- [TASK DETAILS] Locate all lines with the word "that" and copy them out.
####################
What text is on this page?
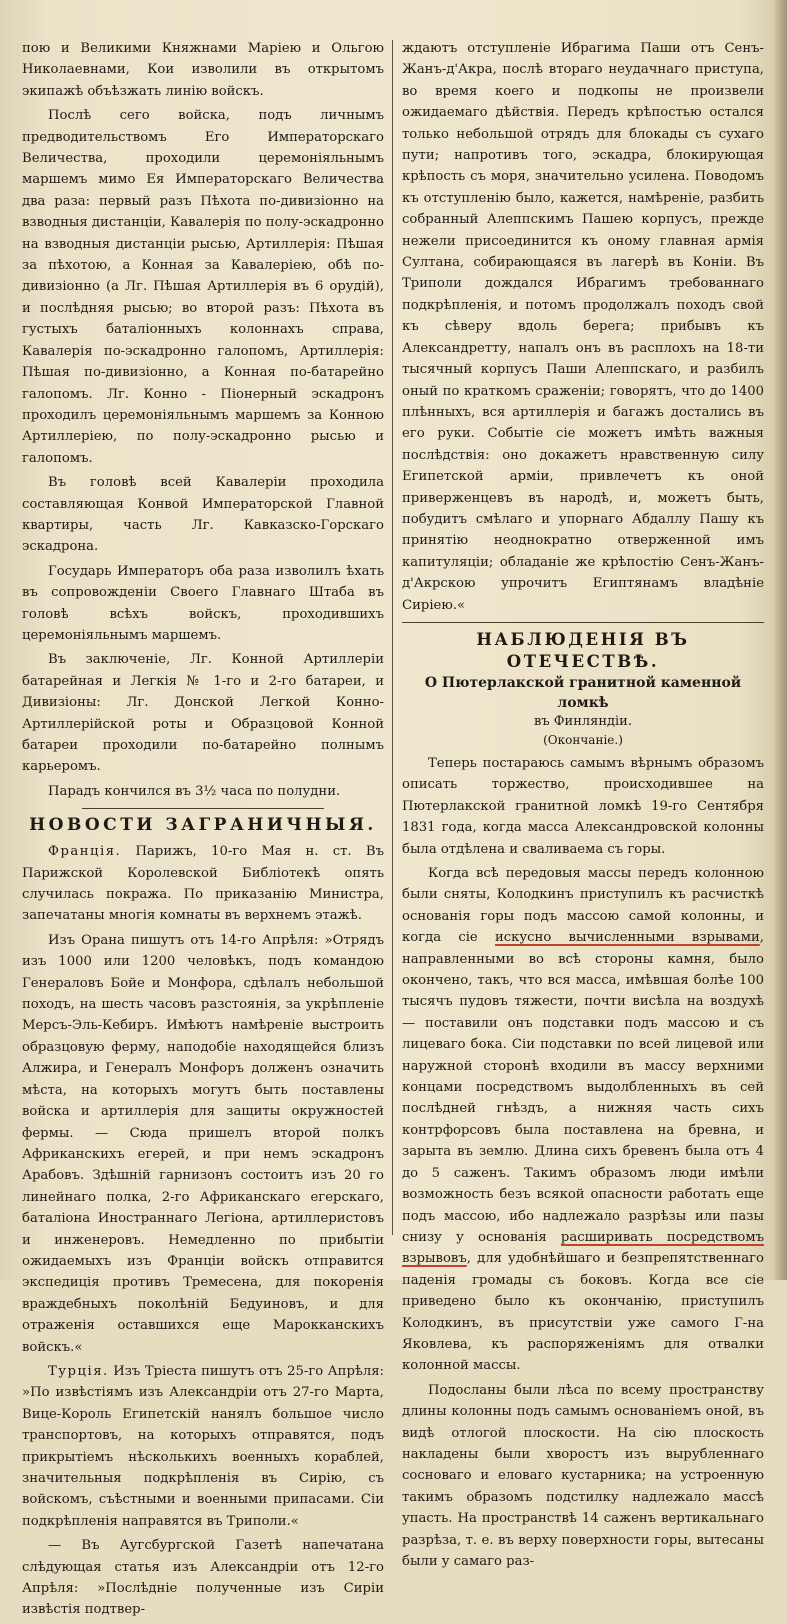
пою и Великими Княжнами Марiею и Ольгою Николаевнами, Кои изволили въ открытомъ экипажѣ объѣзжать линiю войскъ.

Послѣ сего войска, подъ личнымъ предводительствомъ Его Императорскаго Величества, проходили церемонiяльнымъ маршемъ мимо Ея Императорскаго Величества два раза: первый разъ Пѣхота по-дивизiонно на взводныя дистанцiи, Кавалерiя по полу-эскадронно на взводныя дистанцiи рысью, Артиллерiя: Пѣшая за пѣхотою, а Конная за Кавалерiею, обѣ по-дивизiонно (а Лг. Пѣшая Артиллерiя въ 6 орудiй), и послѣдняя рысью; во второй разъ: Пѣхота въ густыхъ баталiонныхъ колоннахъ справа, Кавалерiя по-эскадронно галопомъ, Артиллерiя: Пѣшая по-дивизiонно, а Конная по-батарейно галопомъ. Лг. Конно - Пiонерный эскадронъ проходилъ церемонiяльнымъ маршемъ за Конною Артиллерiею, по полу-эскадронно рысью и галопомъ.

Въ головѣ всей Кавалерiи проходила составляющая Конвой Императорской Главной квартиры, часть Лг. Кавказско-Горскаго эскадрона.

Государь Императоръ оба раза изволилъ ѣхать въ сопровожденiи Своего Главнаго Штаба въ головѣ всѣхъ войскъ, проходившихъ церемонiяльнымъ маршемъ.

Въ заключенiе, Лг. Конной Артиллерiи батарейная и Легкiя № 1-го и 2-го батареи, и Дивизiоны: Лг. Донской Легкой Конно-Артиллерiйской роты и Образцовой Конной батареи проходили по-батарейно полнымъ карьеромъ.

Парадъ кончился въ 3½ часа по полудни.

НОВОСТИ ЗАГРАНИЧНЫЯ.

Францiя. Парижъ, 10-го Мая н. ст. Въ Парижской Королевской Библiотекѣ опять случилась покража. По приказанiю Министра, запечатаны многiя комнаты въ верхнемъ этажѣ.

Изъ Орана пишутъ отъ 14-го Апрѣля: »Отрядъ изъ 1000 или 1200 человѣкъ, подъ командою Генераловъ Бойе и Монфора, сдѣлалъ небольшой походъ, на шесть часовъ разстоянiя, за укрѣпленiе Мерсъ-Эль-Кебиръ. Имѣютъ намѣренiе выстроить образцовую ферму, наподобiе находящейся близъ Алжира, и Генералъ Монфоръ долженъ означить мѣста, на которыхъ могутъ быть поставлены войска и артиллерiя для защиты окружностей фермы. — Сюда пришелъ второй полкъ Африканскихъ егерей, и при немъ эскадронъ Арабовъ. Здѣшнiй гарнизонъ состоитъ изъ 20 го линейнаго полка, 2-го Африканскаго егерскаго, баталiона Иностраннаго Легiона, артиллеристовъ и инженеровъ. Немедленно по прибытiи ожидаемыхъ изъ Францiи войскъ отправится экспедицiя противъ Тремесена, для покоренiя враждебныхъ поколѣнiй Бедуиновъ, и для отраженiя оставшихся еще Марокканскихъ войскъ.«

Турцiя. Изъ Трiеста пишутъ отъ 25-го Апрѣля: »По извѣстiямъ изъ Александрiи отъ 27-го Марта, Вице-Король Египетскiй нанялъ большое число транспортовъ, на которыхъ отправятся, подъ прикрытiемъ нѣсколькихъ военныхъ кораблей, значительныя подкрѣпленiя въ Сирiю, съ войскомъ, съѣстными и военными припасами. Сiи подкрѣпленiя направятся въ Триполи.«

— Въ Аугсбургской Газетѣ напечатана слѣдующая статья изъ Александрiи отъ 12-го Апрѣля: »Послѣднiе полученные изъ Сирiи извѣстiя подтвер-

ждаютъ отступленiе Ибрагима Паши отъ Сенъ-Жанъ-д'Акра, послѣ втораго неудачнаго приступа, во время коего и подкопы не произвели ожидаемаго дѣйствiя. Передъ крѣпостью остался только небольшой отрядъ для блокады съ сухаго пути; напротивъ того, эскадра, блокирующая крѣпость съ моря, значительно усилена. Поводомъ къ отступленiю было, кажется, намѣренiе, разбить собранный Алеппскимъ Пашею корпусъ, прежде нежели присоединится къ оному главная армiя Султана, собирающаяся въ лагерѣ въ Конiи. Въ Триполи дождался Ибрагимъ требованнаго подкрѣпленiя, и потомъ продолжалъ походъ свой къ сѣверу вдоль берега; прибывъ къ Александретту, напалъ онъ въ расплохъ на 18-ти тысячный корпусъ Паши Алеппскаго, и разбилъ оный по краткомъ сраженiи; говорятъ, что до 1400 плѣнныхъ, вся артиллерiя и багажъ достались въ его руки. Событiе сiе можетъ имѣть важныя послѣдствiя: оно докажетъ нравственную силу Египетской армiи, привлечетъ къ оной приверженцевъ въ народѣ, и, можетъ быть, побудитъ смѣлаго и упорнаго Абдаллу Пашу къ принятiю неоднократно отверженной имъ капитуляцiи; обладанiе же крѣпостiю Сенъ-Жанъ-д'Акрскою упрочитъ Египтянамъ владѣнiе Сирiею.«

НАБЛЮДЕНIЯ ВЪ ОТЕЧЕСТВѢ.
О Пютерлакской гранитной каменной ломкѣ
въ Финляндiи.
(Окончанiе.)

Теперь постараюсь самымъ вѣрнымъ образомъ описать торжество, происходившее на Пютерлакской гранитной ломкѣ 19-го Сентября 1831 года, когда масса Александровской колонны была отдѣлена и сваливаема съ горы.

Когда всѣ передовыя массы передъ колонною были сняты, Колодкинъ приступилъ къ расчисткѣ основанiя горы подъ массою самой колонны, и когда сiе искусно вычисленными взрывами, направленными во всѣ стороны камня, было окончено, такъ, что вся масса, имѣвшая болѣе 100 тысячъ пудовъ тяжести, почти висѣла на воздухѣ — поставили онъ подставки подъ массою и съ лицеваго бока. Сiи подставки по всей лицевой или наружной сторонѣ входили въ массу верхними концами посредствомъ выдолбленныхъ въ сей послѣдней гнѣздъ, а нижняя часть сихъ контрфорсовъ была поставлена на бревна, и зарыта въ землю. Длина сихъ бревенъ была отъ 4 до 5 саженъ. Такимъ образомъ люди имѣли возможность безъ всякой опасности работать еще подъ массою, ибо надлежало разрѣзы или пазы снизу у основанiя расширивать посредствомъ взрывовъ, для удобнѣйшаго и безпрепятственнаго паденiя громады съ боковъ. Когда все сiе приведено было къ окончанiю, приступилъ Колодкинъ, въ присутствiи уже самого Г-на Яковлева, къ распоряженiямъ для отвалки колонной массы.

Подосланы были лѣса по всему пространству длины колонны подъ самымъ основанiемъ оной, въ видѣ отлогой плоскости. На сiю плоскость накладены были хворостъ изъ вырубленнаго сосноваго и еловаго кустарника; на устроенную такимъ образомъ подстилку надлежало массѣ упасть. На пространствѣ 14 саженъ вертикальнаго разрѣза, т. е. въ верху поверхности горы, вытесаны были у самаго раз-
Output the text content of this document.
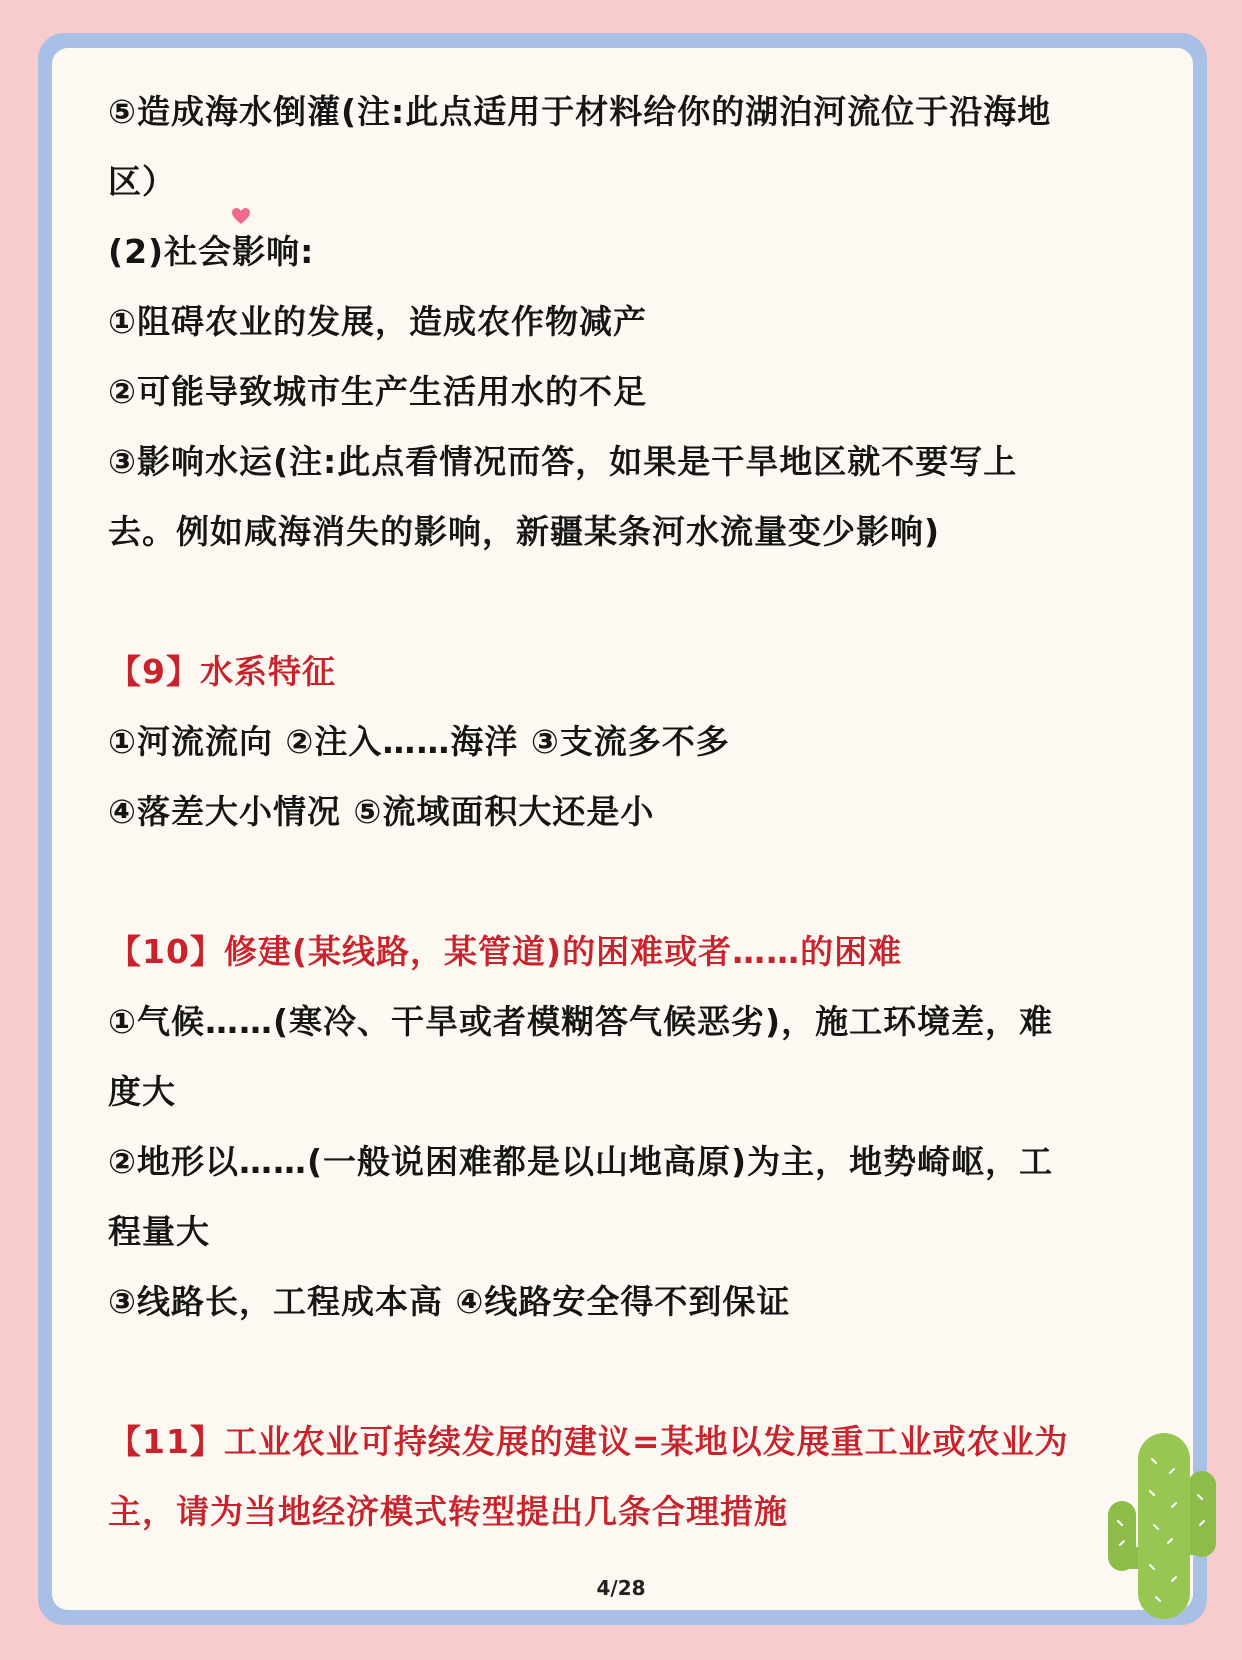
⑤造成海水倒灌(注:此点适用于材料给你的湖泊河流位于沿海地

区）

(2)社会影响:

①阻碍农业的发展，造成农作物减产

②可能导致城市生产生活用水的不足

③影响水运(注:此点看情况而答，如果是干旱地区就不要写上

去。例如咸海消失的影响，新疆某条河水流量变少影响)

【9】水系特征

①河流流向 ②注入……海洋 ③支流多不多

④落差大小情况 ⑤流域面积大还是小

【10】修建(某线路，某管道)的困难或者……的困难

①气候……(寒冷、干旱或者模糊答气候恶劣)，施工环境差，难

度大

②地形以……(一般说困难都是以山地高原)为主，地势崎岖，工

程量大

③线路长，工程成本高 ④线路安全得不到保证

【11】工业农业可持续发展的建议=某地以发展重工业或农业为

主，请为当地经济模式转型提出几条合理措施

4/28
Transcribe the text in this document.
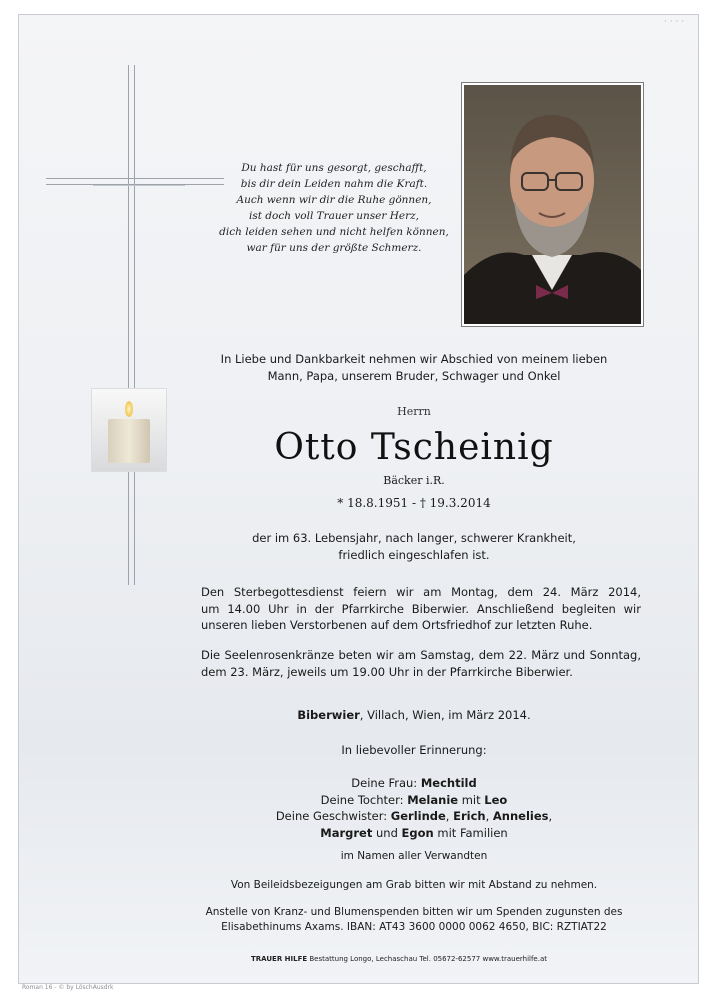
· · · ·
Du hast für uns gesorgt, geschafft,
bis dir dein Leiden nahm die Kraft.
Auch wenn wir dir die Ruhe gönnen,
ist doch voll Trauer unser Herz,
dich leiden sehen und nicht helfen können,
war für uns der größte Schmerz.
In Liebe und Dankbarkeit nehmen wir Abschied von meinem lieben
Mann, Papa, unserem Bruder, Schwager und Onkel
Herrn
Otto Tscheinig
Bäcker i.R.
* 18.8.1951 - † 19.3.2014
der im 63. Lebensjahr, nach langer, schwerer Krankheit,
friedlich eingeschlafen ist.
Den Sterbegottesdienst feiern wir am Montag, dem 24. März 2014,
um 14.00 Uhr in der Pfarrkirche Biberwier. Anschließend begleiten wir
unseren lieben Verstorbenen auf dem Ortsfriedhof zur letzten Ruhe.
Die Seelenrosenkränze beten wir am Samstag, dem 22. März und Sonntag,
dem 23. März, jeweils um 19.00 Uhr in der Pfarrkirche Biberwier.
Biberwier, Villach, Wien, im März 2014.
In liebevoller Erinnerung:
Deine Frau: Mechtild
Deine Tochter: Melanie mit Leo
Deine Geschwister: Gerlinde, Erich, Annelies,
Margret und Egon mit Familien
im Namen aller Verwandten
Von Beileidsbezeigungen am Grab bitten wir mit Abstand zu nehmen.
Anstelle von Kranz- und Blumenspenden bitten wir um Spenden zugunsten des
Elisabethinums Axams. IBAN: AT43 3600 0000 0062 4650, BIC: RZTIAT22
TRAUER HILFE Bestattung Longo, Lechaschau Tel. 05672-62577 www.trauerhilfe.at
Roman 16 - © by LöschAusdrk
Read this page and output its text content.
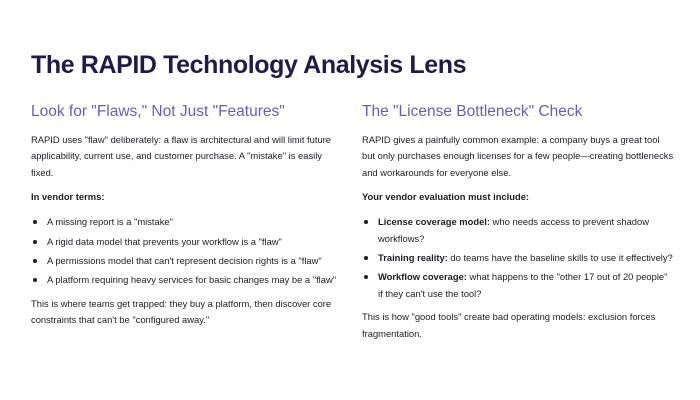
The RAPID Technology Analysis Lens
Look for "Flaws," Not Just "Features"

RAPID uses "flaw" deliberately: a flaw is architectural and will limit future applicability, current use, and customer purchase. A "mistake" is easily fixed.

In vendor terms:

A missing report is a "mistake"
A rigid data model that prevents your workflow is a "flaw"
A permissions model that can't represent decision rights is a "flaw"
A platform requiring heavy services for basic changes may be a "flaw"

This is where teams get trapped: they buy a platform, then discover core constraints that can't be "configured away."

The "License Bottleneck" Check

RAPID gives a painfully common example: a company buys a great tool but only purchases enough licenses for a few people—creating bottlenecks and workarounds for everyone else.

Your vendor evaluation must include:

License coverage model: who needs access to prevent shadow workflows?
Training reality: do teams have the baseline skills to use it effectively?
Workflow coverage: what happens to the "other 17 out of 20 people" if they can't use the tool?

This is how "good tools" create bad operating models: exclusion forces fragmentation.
####################
- [SOLUTION FOR THIS TASK]
A rigid data model that prevents your workflow is a "flaw"
A permissions model that can't represent decision rights is a "flaw"
This is where teams get trapped: they buy a platform, then discover core constraints that can't be "configured away."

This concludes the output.